= Written request =
Extract every line that includes the string "意兴阑珊".

= Material =
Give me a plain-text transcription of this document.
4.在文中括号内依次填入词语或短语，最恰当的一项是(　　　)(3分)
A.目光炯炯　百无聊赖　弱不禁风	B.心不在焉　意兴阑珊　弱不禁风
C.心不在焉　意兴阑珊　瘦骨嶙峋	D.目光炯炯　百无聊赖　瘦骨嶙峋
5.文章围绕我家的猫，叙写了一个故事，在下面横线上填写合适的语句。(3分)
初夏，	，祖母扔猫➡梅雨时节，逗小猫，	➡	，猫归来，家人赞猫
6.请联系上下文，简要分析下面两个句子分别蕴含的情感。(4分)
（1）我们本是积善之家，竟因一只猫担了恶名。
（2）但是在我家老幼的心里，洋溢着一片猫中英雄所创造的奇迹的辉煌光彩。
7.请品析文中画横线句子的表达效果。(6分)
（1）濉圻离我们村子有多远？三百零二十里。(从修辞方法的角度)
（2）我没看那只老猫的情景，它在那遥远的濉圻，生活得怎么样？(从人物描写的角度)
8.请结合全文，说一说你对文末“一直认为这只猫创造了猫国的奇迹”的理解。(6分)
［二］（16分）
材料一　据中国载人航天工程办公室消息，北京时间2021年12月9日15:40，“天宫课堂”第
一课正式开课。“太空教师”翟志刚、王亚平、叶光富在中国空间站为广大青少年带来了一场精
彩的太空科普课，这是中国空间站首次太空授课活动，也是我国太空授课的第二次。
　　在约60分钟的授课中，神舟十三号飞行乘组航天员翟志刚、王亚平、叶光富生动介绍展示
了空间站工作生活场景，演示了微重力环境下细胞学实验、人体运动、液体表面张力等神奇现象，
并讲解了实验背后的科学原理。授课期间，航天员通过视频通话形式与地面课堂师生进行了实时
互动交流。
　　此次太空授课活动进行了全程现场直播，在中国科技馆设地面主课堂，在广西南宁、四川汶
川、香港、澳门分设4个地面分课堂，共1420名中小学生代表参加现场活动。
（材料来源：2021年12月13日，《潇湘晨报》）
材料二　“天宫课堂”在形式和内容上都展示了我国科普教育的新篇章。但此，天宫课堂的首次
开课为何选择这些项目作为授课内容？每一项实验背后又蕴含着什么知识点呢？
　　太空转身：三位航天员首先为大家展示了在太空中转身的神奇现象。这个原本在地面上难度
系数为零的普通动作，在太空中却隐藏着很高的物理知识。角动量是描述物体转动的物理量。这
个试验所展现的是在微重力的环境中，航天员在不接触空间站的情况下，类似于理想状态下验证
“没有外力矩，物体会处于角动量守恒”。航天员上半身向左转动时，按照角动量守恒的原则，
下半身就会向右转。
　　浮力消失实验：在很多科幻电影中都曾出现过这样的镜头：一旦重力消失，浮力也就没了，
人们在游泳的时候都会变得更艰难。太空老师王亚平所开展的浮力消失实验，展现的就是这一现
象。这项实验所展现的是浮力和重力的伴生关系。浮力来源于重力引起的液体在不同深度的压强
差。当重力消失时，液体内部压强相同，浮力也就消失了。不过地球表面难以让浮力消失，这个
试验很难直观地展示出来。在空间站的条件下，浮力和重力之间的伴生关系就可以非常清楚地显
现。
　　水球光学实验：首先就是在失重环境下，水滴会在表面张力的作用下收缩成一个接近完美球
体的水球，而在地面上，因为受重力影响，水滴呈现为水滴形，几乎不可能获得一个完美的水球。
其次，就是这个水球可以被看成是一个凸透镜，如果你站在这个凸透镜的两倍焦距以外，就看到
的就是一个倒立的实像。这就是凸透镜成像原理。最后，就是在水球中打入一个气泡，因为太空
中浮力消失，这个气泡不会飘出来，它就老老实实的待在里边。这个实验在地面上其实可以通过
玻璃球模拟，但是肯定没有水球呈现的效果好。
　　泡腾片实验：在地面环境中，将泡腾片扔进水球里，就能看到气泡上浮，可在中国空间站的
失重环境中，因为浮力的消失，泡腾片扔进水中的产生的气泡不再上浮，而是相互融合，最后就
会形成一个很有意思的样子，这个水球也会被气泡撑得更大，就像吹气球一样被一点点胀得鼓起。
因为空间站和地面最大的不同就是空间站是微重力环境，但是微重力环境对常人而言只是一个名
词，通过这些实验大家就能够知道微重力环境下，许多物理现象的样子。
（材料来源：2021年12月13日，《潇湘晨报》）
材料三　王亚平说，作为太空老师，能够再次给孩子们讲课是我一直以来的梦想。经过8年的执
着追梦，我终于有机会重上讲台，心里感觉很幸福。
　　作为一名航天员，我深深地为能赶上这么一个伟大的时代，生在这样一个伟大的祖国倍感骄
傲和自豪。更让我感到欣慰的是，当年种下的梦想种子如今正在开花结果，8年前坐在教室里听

= Output for this task =
A.目光炯炯　百无聊赖　弱不禁风	B.心不在焉　意兴阑珊　弱不禁风
C.心不在焉　意兴阑珊　瘦骨嶙峋	D.目光炯炯　百无聊赖　瘦骨嶙峋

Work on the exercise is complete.